Lift out each line of the data that holds "Cheng".

[Dataset items]
--- --- ---

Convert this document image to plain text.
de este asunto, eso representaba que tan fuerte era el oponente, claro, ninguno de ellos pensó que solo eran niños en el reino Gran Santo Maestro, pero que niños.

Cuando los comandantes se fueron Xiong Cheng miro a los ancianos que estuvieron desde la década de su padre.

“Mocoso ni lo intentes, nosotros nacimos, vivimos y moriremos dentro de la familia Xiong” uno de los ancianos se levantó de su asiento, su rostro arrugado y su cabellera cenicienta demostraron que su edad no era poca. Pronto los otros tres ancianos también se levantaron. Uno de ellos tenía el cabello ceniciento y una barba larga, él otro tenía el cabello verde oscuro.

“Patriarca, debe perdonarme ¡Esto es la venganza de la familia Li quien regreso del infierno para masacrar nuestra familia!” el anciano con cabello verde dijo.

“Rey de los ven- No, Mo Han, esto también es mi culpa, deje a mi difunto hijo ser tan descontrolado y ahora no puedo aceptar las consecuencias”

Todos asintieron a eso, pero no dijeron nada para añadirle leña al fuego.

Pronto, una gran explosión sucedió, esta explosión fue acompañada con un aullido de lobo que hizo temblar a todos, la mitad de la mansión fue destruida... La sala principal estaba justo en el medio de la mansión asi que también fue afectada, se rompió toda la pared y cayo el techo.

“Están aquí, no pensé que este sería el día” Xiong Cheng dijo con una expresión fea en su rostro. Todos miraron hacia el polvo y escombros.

--- --- ---

WRITTEN RESPONSE ::
Cuando los comandantes se fueron Xiong Cheng miro a los ancianos que estuvieron desde la década de su padre.
“Están aquí, no pensé que este sería el día” Xiong Cheng dijo con una expresión fea en su rostro. Todos miraron hacia el polvo y escombros.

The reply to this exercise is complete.